Data records

-=-=-

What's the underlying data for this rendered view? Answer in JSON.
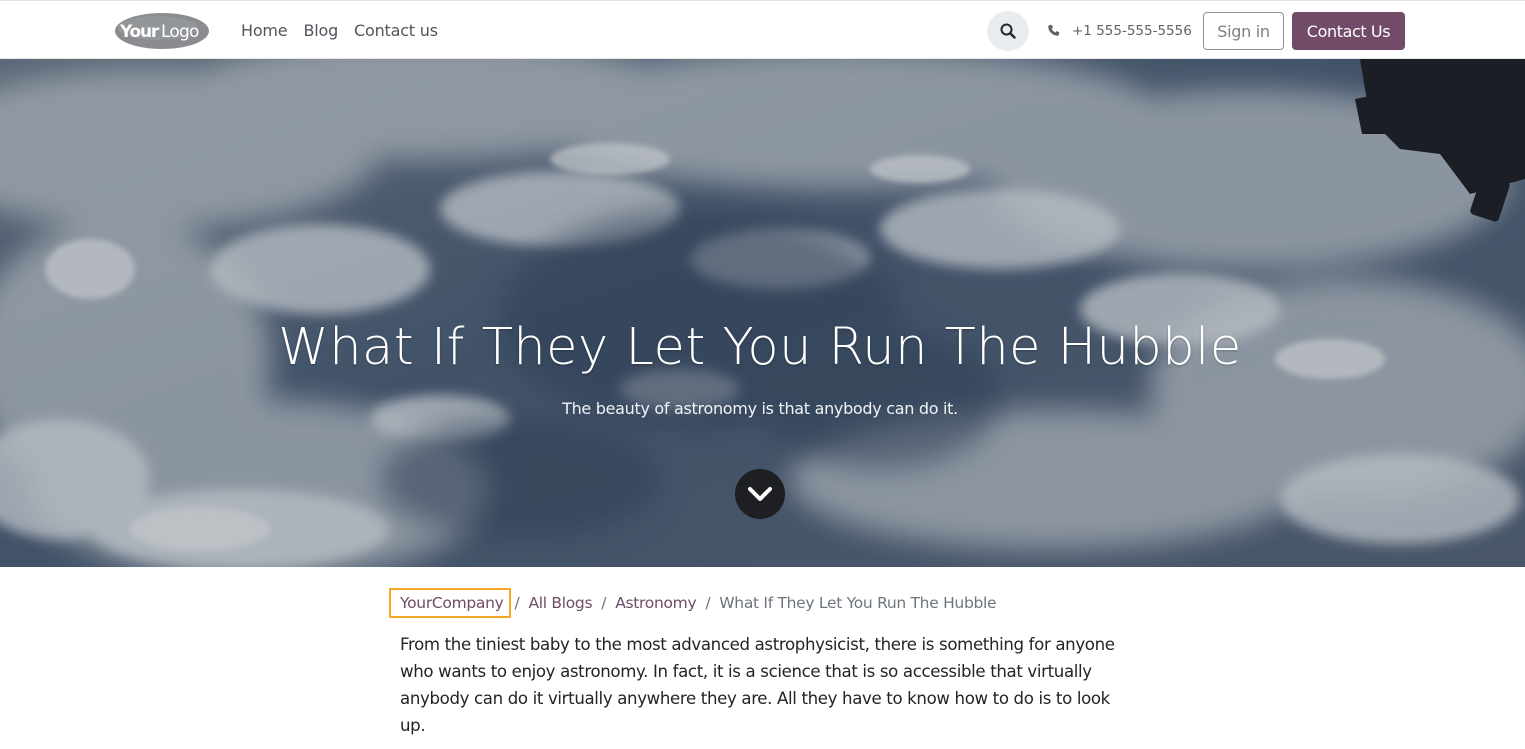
{
  "header": {
    "logo_text_your": "Your",
    "logo_text_logo": "Logo",
    "nav": [
      {
        "label": "Home"
      },
      {
        "label": "Blog"
      },
      {
        "label": "Contact us"
      }
    ],
    "search_icon": "search-icon",
    "phone_icon": "phone-icon",
    "phone": "+1 555-555-5556",
    "signin_label": "Sign in",
    "contact_label": "Contact Us",
    "accent_color": "#714b67"
  },
  "hero": {
    "title": "What If They Let You Run The Hubble",
    "subtitle": "The beauty of astronomy is that anybody can do it.",
    "scroll_icon": "chevron-down-icon"
  },
  "breadcrumb": {
    "items": [
      {
        "label": "YourCompany"
      },
      {
        "label": "All Blogs"
      },
      {
        "label": "Astronomy"
      },
      {
        "label": "What If They Let You Run The Hubble"
      }
    ],
    "separator": "/"
  },
  "article": {
    "paragraph": "From the tiniest baby to the most advanced astrophysicist, there is something for anyone who wants to enjoy astronomy. In fact, it is a science that is so accessible that virtually anybody can do it virtually anywhere they are. All they have to know how to do is to look up."
  }
}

-=-=-

> WRITTEN REQUEST:
Your answer should be one number: how many lines of the listing include the word "icon".

> SOLVED EXERCISE:
3